# WHAT TO PRODUCE
Write out the whole listing exactly as it stands.

(Entries taken from a collection)
+--

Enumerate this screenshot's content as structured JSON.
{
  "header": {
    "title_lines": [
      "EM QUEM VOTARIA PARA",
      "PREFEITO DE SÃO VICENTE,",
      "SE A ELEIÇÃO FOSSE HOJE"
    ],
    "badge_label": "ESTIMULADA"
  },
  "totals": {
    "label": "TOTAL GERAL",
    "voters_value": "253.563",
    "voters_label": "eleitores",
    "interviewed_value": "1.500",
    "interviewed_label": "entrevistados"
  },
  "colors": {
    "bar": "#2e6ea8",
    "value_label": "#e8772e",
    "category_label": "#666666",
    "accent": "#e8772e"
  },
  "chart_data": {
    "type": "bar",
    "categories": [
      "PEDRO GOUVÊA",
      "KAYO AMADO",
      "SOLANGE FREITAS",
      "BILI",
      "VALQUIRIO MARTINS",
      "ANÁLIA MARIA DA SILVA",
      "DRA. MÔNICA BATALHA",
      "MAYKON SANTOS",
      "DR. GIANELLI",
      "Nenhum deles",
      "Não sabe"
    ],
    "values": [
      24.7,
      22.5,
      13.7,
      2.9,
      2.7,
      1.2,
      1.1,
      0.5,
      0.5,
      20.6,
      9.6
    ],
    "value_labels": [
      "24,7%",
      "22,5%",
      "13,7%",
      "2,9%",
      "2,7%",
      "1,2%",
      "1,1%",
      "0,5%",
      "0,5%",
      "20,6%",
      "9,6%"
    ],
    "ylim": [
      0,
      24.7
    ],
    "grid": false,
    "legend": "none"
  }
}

+--

# OUTPUT BELOW
Enumerate this screenshot's content as structured JSON.
{
  "header": {
    "title_lines": [
      "EM QUEM VOTARIA PARA",
      "PREFEITO DE SÃO VICENTE,",
      "SE A ELEIÇÃO FOSSE HOJE"
    ],
    "badge_label": "ESTIMULADA"
  },
  "totals": {
    "label": "TOTAL GERAL",
    "voters_value": "253.563",
    "voters_label": "eleitores",
    "interviewed_value": "1.500",
    "interviewed_label": "entrevistados"
  },
  "colors": {
    "bar": "#2e6ea8",
    "value_label": "#e8772e",
    "category_label": "#666666",
    "accent": "#e8772e"
  },
  "chart_data": {
    "type": "bar",
    "categories": [
      "PEDRO GOUVÊA",
      "KAYO AMADO",
      "SOLANGE FREITAS",
      "BILI",
      "VALQUIRIO MARTINS",
      "ANÁLIA MARIA DA SILVA",
      "DRA. MÔNICA BATALHA",
      "MAYKON SANTOS",
      "DR. GIANELLI",
      "Nenhum deles",
      "Não sabe"
    ],
    "values": [
      24.7,
      22.5,
      13.7,
      2.9,
      2.7,
      1.2,
      1.1,
      0.5,
      0.5,
      20.6,
      9.6
    ],
    "value_labels": [
      "24,7%",
      "22,5%",
      "13,7%",
      "2,9%",
      "2,7%",
      "1,2%",
      "1,1%",
      "0,5%",
      "0,5%",
      "20,6%",
      "9,6%"
    ],
    "ylim": [
      0,
      24.7
    ],
    "grid": false,
    "legend": "none"
  }
}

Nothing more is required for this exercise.